TASK DESCRIPTION: In the entries, find all lines that hold the word "Rolling" and copy them.

INFORMATION SUPPLIED:
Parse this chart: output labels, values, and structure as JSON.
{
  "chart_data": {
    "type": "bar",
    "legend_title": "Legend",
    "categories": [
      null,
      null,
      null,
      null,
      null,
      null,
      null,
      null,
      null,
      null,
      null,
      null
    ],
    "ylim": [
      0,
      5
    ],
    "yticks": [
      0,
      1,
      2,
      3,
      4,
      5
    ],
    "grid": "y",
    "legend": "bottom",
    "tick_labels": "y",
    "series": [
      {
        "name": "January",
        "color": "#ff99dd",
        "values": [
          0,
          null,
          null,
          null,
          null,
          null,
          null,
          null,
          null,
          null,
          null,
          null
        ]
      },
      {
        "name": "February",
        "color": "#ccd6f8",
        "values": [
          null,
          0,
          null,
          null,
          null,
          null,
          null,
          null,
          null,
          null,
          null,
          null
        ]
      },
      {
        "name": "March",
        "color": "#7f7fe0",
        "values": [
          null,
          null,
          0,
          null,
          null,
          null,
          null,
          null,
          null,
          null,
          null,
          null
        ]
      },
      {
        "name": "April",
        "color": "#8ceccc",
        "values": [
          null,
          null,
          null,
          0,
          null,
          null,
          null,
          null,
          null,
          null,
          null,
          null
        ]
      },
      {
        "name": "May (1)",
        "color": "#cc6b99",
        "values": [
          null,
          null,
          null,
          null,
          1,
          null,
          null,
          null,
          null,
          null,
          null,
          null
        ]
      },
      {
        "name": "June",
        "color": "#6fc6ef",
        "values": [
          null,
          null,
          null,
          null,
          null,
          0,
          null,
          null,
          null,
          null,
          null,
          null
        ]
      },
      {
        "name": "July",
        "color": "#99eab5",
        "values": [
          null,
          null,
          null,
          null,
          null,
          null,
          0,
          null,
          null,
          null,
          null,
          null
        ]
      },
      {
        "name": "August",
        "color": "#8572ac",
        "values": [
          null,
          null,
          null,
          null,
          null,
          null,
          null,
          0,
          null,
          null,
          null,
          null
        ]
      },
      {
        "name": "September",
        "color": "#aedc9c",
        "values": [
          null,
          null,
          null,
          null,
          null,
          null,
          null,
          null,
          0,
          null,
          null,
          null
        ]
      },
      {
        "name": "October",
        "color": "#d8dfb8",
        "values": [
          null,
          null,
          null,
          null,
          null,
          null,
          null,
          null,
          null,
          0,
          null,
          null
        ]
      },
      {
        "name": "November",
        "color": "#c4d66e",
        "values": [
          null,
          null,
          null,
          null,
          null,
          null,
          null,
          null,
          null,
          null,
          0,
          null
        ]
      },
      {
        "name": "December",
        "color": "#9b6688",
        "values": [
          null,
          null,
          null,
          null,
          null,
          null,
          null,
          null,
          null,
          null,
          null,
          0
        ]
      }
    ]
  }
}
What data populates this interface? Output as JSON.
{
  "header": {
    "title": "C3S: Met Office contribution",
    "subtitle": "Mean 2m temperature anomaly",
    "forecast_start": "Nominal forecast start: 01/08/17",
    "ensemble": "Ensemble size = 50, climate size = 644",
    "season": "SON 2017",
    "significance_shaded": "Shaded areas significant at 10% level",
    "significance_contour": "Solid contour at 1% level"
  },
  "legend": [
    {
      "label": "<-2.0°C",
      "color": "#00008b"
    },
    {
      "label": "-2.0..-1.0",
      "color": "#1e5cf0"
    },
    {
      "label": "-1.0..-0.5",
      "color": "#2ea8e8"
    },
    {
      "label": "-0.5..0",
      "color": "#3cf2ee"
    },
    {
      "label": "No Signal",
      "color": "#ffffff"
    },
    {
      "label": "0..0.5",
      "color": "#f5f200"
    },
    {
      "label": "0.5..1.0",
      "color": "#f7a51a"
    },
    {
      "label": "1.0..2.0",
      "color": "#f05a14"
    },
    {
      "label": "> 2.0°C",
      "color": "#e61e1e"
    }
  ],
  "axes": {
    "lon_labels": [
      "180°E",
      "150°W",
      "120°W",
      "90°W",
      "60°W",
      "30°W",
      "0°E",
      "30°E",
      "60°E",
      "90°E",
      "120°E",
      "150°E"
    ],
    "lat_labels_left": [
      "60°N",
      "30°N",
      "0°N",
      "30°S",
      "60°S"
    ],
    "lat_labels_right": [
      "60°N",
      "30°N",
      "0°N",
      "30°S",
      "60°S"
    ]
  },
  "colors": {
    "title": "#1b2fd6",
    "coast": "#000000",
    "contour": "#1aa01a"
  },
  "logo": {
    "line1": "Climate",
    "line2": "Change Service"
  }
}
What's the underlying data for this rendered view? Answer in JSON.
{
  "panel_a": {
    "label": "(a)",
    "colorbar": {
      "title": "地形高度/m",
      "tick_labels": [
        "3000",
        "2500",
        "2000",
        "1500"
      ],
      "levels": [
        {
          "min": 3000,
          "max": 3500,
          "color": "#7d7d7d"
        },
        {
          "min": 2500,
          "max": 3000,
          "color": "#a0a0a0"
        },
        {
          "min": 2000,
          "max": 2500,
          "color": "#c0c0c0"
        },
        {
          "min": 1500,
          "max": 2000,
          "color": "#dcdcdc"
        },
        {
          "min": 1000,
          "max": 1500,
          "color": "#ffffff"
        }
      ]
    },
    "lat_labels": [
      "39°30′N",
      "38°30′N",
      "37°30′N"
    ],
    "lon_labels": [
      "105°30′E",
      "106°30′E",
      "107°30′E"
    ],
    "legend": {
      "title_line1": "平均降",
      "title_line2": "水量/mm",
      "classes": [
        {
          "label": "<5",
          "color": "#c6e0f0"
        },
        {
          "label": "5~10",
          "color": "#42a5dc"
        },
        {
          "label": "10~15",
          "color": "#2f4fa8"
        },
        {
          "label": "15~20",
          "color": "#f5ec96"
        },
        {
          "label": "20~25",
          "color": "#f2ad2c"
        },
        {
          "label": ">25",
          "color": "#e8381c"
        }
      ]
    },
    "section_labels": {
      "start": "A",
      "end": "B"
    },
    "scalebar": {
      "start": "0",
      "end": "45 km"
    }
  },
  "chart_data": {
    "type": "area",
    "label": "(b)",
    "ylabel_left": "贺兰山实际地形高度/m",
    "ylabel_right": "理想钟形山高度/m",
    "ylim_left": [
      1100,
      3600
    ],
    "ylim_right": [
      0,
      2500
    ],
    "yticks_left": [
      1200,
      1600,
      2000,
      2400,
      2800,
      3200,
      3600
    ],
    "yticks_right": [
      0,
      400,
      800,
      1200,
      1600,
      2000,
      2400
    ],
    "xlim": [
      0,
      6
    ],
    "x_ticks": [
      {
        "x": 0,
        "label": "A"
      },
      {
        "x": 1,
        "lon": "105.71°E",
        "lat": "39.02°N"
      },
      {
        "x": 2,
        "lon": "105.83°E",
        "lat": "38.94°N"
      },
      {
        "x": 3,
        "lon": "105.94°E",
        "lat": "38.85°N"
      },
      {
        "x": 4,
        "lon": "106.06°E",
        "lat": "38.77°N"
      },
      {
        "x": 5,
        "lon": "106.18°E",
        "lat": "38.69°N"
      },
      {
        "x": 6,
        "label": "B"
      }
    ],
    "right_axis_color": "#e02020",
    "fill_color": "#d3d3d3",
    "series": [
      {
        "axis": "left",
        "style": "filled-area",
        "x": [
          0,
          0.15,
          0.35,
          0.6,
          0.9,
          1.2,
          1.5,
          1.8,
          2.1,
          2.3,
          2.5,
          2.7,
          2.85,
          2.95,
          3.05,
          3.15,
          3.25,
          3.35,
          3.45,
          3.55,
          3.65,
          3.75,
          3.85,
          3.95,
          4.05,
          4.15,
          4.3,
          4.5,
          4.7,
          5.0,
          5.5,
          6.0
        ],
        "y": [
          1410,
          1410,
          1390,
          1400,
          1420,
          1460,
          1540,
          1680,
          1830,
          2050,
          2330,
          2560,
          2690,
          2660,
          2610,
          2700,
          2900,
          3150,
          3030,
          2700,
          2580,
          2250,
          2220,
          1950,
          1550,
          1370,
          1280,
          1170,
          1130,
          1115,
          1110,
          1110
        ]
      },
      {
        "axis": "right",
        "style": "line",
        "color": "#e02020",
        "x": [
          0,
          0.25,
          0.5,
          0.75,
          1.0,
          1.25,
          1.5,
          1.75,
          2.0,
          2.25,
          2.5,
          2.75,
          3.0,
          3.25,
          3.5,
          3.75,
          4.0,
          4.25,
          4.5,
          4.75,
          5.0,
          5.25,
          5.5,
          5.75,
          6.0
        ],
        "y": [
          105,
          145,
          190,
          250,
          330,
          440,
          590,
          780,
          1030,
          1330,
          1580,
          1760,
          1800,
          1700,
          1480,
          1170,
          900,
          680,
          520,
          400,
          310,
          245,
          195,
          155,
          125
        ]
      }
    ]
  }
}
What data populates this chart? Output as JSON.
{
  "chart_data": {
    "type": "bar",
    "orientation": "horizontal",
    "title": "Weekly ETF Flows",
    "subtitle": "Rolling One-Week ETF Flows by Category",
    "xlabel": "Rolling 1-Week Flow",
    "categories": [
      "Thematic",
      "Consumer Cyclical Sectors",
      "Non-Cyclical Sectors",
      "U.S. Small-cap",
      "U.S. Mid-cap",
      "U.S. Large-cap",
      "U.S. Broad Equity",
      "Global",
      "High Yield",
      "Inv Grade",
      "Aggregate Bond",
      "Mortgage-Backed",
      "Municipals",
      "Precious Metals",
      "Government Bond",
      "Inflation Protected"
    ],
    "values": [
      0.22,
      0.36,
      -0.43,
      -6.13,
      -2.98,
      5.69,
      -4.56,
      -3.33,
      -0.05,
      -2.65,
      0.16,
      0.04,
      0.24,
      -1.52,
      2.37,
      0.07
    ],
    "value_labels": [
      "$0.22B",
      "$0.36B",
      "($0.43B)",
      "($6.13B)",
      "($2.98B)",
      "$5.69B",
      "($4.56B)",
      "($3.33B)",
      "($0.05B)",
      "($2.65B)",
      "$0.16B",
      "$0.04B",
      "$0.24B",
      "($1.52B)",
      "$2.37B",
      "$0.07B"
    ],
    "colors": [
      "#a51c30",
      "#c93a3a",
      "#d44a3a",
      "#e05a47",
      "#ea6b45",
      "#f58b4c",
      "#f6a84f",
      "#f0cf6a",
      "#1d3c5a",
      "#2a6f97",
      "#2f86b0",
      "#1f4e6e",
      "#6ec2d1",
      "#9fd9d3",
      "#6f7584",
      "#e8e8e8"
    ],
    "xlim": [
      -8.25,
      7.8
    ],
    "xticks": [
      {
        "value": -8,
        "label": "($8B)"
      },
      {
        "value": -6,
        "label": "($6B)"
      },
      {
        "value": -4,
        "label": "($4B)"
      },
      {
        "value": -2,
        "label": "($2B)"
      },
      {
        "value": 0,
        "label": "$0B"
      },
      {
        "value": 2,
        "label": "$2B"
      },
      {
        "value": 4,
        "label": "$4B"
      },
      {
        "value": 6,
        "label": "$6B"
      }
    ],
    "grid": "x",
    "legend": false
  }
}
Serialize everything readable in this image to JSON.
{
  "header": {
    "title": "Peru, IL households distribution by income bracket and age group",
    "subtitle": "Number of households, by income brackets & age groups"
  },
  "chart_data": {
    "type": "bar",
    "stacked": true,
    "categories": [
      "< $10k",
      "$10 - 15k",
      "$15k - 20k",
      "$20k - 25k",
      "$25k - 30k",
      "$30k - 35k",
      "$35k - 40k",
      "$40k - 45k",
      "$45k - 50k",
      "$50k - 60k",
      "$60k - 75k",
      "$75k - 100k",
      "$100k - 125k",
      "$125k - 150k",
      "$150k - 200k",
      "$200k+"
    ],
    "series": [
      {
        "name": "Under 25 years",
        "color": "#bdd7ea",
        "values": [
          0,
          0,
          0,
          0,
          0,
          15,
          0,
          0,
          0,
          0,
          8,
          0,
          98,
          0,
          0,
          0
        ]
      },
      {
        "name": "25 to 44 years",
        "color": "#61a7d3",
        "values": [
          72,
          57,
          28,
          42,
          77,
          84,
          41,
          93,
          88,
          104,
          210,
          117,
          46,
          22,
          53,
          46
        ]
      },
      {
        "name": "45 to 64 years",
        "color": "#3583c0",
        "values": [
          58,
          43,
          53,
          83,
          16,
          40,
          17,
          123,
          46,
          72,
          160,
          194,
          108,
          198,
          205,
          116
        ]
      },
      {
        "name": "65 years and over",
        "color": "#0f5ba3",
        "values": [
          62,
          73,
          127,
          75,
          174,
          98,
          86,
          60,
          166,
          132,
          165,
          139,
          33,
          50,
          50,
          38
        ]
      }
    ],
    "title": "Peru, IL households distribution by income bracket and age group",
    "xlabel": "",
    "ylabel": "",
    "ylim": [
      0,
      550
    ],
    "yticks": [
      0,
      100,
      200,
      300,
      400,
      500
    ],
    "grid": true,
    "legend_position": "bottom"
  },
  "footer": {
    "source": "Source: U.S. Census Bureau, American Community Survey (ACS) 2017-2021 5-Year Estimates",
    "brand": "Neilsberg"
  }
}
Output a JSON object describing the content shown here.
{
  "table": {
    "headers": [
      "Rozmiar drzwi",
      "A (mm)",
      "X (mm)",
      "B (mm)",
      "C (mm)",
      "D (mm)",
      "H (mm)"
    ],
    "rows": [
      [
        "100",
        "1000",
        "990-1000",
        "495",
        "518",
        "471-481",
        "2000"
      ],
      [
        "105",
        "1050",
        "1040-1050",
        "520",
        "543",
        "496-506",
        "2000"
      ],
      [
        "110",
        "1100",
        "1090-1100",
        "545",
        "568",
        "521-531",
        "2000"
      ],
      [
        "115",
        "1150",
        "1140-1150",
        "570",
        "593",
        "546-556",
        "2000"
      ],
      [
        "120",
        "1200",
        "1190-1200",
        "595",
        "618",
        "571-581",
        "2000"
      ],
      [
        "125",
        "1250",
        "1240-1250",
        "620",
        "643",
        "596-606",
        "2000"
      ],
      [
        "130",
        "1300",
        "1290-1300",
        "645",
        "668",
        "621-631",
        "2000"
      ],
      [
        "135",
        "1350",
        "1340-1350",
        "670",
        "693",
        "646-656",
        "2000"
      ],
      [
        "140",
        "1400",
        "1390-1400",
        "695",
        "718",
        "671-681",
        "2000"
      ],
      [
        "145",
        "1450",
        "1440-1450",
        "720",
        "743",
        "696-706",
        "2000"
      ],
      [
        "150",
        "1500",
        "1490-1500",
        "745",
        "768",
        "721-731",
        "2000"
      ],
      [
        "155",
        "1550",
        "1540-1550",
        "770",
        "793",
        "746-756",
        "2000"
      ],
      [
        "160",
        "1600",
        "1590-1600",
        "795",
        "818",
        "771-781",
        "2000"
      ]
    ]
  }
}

ANSWER TO THE PROBLEM:
    "subtitle": "Rolling One-Week ETF Flows by Category",
    "xlabel": "Rolling 1-Week Flow",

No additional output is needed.